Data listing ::
↓
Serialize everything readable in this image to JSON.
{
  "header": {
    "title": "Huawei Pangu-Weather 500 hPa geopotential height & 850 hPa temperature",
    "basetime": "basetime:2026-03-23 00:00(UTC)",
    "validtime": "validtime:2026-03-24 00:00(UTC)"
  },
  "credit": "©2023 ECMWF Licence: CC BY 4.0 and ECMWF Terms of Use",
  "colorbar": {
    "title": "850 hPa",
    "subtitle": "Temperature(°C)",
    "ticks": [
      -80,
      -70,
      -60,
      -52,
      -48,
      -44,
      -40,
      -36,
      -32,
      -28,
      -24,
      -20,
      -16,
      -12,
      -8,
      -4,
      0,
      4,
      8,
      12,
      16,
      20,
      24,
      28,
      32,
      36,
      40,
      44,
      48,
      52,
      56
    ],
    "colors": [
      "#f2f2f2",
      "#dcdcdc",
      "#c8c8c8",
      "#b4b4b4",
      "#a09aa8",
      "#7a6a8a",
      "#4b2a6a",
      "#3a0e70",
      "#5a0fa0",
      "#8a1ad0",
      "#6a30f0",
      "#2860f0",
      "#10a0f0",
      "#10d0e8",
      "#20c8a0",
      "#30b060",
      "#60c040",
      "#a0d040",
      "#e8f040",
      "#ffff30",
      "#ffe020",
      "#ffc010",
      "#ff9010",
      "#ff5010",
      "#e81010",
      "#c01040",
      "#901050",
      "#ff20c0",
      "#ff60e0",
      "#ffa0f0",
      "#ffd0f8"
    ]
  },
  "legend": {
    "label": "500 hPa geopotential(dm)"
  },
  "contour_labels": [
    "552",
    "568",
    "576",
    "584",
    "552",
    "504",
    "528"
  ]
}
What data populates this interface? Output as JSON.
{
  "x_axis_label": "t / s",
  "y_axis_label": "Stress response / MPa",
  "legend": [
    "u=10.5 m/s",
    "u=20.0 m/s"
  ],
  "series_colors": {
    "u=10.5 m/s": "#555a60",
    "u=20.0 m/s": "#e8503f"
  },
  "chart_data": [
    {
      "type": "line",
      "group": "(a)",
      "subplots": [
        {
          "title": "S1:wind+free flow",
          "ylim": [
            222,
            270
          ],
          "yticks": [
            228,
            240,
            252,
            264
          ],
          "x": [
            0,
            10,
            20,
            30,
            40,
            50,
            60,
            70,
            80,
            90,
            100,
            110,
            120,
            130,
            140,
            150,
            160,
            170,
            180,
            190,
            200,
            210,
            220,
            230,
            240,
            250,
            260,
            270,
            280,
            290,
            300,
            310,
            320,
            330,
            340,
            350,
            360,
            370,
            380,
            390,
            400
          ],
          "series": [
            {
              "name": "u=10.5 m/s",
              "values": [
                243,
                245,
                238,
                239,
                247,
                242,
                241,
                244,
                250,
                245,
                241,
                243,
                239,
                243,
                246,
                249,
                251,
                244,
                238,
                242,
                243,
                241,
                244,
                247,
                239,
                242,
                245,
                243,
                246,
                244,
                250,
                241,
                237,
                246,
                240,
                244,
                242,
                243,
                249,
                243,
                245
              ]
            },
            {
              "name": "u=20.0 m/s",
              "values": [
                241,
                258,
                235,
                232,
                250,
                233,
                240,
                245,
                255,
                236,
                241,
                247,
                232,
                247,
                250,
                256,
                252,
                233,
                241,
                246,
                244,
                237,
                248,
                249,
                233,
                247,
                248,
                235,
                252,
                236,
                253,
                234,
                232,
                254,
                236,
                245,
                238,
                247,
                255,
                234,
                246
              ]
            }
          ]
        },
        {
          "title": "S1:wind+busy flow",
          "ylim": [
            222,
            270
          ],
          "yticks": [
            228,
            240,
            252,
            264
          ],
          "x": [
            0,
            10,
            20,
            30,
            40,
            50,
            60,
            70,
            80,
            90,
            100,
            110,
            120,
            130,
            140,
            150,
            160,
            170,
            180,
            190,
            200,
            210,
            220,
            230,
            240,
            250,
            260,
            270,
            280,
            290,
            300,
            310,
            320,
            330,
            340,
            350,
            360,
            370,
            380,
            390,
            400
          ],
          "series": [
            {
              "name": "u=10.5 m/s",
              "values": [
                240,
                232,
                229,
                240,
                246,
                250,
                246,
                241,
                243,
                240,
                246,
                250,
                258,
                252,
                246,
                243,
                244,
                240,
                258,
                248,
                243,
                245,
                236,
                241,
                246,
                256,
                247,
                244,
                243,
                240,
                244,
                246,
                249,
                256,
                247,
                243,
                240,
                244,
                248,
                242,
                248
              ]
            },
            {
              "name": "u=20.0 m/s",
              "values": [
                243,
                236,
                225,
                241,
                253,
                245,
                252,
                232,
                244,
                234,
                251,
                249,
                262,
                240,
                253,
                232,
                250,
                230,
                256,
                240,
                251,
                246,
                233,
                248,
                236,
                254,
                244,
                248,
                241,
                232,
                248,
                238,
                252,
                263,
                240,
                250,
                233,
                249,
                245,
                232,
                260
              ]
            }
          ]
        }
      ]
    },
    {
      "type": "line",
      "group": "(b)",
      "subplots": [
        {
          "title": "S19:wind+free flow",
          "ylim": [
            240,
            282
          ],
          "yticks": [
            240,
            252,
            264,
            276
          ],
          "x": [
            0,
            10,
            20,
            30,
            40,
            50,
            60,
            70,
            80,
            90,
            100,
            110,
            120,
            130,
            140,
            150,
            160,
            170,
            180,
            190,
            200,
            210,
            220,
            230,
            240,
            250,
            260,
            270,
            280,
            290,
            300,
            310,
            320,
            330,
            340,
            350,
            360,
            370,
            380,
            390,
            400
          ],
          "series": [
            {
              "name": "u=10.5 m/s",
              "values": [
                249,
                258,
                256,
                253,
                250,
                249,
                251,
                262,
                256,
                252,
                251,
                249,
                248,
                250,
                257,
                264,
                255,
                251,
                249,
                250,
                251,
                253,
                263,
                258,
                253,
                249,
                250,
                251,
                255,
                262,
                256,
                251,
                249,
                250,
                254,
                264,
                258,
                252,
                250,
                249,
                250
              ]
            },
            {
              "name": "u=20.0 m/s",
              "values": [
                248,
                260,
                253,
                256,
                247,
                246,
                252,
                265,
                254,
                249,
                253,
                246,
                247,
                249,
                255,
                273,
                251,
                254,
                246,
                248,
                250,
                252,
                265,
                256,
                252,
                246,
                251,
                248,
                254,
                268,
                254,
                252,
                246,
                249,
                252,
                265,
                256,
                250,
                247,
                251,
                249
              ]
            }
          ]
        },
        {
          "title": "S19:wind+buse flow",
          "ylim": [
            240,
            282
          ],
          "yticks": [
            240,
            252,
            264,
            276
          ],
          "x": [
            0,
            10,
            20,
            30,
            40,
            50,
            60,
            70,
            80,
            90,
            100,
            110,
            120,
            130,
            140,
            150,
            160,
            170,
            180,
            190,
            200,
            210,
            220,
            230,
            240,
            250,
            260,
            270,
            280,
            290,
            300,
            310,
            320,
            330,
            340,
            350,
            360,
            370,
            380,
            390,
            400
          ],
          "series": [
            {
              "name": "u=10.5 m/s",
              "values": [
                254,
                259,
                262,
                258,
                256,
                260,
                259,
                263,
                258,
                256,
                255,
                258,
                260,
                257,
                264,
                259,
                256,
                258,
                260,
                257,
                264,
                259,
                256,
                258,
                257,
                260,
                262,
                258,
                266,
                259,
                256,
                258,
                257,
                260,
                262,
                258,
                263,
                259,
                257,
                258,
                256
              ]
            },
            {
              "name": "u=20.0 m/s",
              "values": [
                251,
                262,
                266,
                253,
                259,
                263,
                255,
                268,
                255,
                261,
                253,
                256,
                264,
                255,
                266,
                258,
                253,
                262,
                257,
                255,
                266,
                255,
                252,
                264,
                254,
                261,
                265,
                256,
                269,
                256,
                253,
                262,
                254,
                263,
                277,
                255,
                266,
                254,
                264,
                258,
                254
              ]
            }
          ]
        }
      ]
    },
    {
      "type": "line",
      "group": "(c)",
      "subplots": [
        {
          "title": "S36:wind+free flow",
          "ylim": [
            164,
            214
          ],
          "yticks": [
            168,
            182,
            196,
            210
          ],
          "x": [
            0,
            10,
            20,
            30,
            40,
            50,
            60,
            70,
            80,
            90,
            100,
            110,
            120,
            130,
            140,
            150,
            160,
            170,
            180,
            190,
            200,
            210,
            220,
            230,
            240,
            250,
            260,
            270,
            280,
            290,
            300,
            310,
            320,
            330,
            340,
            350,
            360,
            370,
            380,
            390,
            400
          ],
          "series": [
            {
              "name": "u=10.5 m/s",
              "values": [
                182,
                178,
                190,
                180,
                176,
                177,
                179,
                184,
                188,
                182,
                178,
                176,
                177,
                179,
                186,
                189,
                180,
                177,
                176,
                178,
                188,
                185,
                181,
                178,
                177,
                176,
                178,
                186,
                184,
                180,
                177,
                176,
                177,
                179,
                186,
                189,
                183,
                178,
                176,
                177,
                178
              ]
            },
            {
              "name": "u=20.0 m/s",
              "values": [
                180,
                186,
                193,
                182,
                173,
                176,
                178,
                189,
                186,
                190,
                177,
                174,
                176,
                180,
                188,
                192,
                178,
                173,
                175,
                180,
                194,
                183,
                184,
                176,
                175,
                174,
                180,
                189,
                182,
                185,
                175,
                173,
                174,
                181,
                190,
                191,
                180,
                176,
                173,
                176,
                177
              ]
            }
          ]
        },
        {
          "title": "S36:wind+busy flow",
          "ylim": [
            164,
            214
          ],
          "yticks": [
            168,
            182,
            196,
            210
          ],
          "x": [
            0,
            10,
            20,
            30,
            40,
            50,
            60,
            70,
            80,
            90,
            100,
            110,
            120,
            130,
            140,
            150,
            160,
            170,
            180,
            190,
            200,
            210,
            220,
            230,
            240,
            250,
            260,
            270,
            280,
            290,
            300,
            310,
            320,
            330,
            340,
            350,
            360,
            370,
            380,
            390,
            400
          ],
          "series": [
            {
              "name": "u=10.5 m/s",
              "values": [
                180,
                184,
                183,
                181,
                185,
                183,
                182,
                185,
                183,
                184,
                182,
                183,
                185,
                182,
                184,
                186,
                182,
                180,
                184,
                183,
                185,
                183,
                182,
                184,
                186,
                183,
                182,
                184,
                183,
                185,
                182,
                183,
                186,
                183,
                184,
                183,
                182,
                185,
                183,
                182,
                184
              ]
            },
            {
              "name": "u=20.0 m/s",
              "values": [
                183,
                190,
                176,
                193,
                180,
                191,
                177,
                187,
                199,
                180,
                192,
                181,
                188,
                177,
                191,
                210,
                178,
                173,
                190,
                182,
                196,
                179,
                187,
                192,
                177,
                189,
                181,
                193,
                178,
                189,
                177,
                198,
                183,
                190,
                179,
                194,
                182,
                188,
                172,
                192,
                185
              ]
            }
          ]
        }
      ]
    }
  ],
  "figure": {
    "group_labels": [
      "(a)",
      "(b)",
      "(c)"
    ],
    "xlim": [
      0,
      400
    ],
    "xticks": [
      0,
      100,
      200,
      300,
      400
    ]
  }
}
↑
Exercise goal :: Determine how many lines in the listing above hold the word "busy", answering with the number only.

Exercise response :: 2